Goal of the exercise: Retype the material word for word.

-- Start Dataset extract --

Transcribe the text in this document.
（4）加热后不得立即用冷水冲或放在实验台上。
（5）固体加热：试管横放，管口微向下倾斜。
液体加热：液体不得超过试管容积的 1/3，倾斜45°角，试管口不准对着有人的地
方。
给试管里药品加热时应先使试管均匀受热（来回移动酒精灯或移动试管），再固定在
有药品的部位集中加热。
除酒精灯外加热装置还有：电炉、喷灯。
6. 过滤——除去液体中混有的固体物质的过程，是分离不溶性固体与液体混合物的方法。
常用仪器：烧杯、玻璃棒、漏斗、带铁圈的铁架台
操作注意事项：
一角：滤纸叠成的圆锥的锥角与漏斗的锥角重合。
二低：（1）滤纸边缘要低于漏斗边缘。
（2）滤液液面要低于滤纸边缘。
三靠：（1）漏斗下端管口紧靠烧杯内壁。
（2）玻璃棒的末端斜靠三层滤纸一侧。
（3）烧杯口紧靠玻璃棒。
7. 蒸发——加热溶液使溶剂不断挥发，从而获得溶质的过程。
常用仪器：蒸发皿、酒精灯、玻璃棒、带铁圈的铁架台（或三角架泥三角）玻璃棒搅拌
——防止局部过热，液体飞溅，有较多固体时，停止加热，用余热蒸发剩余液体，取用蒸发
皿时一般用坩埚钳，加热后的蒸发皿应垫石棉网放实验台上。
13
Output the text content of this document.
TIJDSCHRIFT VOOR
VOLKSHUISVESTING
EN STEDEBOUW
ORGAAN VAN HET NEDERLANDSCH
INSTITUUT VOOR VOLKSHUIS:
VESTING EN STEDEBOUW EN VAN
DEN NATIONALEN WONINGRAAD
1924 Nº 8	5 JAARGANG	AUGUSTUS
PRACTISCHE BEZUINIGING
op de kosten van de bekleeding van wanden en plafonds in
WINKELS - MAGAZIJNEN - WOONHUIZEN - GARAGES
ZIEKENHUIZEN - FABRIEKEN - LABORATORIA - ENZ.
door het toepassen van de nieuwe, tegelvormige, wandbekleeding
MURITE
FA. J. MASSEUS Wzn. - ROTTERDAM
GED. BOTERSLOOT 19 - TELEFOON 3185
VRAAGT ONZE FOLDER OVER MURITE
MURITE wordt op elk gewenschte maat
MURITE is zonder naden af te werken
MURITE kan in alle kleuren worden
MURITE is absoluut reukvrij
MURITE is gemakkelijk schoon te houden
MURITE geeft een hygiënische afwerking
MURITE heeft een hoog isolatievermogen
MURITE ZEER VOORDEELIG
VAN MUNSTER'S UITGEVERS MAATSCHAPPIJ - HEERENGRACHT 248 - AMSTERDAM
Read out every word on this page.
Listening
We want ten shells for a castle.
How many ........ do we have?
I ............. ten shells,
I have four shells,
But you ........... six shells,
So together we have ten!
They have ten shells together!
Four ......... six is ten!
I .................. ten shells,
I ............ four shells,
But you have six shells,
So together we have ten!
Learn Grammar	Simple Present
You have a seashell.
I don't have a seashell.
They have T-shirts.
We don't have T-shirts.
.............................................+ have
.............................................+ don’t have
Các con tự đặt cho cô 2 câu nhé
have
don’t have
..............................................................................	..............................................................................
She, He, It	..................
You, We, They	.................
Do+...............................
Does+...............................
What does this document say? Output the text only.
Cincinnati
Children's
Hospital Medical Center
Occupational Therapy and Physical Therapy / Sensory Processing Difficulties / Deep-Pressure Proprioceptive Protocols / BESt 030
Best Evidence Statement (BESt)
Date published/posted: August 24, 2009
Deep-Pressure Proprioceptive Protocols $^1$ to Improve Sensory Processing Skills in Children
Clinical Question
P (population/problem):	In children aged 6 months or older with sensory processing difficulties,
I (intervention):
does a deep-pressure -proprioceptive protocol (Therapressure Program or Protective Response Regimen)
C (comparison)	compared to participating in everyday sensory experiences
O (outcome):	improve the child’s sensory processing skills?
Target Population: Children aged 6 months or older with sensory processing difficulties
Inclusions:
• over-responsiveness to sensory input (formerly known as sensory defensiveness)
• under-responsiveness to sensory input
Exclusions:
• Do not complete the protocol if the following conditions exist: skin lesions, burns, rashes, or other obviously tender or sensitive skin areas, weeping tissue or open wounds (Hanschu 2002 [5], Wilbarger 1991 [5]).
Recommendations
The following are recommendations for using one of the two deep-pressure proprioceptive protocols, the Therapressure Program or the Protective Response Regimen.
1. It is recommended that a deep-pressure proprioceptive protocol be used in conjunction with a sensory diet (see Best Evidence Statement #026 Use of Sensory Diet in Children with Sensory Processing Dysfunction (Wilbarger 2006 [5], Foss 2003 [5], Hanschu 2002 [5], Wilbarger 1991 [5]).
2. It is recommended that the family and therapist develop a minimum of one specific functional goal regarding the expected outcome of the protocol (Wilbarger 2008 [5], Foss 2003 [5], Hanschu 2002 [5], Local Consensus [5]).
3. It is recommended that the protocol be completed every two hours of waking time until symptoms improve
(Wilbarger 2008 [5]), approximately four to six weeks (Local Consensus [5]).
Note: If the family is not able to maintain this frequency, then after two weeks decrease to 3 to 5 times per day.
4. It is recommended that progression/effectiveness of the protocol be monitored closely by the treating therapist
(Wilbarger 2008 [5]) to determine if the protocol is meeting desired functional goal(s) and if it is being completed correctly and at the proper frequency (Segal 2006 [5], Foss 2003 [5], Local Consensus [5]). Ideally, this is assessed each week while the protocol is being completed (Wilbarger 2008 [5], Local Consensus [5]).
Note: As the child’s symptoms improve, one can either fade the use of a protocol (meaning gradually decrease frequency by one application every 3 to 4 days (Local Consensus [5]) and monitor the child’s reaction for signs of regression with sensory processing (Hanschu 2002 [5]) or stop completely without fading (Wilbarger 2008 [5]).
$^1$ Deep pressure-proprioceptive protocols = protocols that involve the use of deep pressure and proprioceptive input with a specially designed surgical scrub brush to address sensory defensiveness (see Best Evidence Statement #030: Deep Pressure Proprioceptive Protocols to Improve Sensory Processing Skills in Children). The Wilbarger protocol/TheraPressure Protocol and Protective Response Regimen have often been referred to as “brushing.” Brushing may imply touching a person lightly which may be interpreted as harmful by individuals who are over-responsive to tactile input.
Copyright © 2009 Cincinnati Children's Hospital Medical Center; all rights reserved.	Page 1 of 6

-- End Dataset extract --

The reply:
Transcribe the text in this document.
（4）加热后不得立即用冷水冲或放在实验台上。
（5）固体加热：试管横放，管口微向下倾斜。
液体加热：液体不得超过试管容积的 1/3，倾斜45°角，试管口不准对着有人的地
方。
给试管里药品加热时应先使试管均匀受热（来回移动酒精灯或移动试管），再固定在
有药品的部位集中加热。
除酒精灯外加热装置还有：电炉、喷灯。
6. 过滤——除去液体中混有的固体物质的过程，是分离不溶性固体与液体混合物的方法。
常用仪器：烧杯、玻璃棒、漏斗、带铁圈的铁架台
操作注意事项：
一角：滤纸叠成的圆锥的锥角与漏斗的锥角重合。
二低：（1）滤纸边缘要低于漏斗边缘。
（2）滤液液面要低于滤纸边缘。
三靠：（1）漏斗下端管口紧靠烧杯内壁。
（2）玻璃棒的末端斜靠三层滤纸一侧。
（3）烧杯口紧靠玻璃棒。
7. 蒸发——加热溶液使溶剂不断挥发，从而获得溶质的过程。
常用仪器：蒸发皿、酒精灯、玻璃棒、带铁圈的铁架台（或三角架泥三角）玻璃棒搅拌
——防止局部过热，液体飞溅，有较多固体时，停止加热，用余热蒸发剩余液体，取用蒸发
皿时一般用坩埚钳，加热后的蒸发皿应垫石棉网放实验台上。
13
Output the text content of this document.
TIJDSCHRIFT VOOR
VOLKSHUISVESTING
EN STEDEBOUW
ORGAAN VAN HET NEDERLANDSCH
INSTITUUT VOOR VOLKSHUIS:
VESTING EN STEDEBOUW EN VAN
DEN NATIONALEN WONINGRAAD
1924 Nº 8	5 JAARGANG	AUGUSTUS
PRACTISCHE BEZUINIGING
op de kosten van de bekleeding van wanden en plafonds in
WINKELS - MAGAZIJNEN - WOONHUIZEN - GARAGES
ZIEKENHUIZEN - FABRIEKEN - LABORATORIA - ENZ.
door het toepassen van de nieuwe, tegelvormige, wandbekleeding
MURITE
FA. J. MASSEUS Wzn. - ROTTERDAM
GED. BOTERSLOOT 19 - TELEFOON 3185
VRAAGT ONZE FOLDER OVER MURITE
MURITE wordt op elk gewenschte maat
MURITE is zonder naden af te werken
MURITE kan in alle kleuren worden
MURITE is absoluut reukvrij
MURITE is gemakkelijk schoon te houden
MURITE geeft een hygiënische afwerking
MURITE heeft een hoog isolatievermogen
MURITE ZEER VOORDEELIG
VAN MUNSTER'S UITGEVERS MAATSCHAPPIJ - HEERENGRACHT 248 - AMSTERDAM
Read out every word on this page.
Listening
We want ten shells for a castle.
How many ........ do we have?
I ............. ten shells,
I have four shells,
But you ........... six shells,
So together we have ten!
They have ten shells together!
Four ......... six is ten!
I .................. ten shells,
I ............ four shells,
But you have six shells,
So together we have ten!
Learn Grammar	Simple Present
You have a seashell.
I don't have a seashell.
They have T-shirts.
We don't have T-shirts.
.............................................+ have
.............................................+ don’t have
Các con tự đặt cho cô 2 câu nhé
have
don’t have
..............................................................................	..............................................................................
She, He, It	..................
You, We, They	.................
Do+...............................
Does+...............................
What does this document say? Output the text only.
Cincinnati
Children's
Hospital Medical Center
Occupational Therapy and Physical Therapy / Sensory Processing Difficulties / Deep-Pressure Proprioceptive Protocols / BESt 030
Best Evidence Statement (BESt)
Date published/posted: August 24, 2009
Deep-Pressure Proprioceptive Protocols $^1$ to Improve Sensory Processing Skills in Children
Clinical Question
P (population/problem):	In children aged 6 months or older with sensory processing difficulties,
I (intervention):
does a deep-pressure -proprioceptive protocol (Therapressure Program or Protective Response Regimen)
C (comparison)	compared to participating in everyday sensory experiences
O (outcome):	improve the child’s sensory processing skills?
Target Population: Children aged 6 months or older with sensory processing difficulties
Inclusions:
• over-responsiveness to sensory input (formerly known as sensory defensiveness)
• under-responsiveness to sensory input
Exclusions:
• Do not complete the protocol if the following conditions exist: skin lesions, burns, rashes, or other obviously tender or sensitive skin areas, weeping tissue or open wounds (Hanschu 2002 [5], Wilbarger 1991 [5]).
Recommendations
The following are recommendations for using one of the two deep-pressure proprioceptive protocols, the Therapressure Program or the Protective Response Regimen.
1. It is recommended that a deep-pressure proprioceptive protocol be used in conjunction with a sensory diet (see Best Evidence Statement #026 Use of Sensory Diet in Children with Sensory Processing Dysfunction (Wilbarger 2006 [5], Foss 2003 [5], Hanschu 2002 [5], Wilbarger 1991 [5]).
2. It is recommended that the family and therapist develop a minimum of one specific functional goal regarding the expected outcome of the protocol (Wilbarger 2008 [5], Foss 2003 [5], Hanschu 2002 [5], Local Consensus [5]).
3. It is recommended that the protocol be completed every two hours of waking time until symptoms improve
(Wilbarger 2008 [5]), approximately four to six weeks (Local Consensus [5]).
Note: If the family is not able to maintain this frequency, then after two weeks decrease to 3 to 5 times per day.
4. It is recommended that progression/effectiveness of the protocol be monitored closely by the treating therapist
(Wilbarger 2008 [5]) to determine if the protocol is meeting desired functional goal(s) and if it is being completed correctly and at the proper frequency (Segal 2006 [5], Foss 2003 [5], Local Consensus [5]). Ideally, this is assessed each week while the protocol is being completed (Wilbarger 2008 [5], Local Consensus [5]).
Note: As the child’s symptoms improve, one can either fade the use of a protocol (meaning gradually decrease frequency by one application every 3 to 4 days (Local Consensus [5]) and monitor the child’s reaction for signs of regression with sensory processing (Hanschu 2002 [5]) or stop completely without fading (Wilbarger 2008 [5]).
$^1$ Deep pressure-proprioceptive protocols = protocols that involve the use of deep pressure and proprioceptive input with a specially designed surgical scrub brush to address sensory defensiveness (see Best Evidence Statement #030: Deep Pressure Proprioceptive Protocols to Improve Sensory Processing Skills in Children). The Wilbarger protocol/TheraPressure Protocol and Protective Response Regimen have often been referred to as “brushing.” Brushing may imply touching a person lightly which may be interpreted as harmful by individuals who are over-responsive to tactile input.
Copyright © 2009 Cincinnati Children's Hospital Medical Center; all rights reserved.	Page 1 of 6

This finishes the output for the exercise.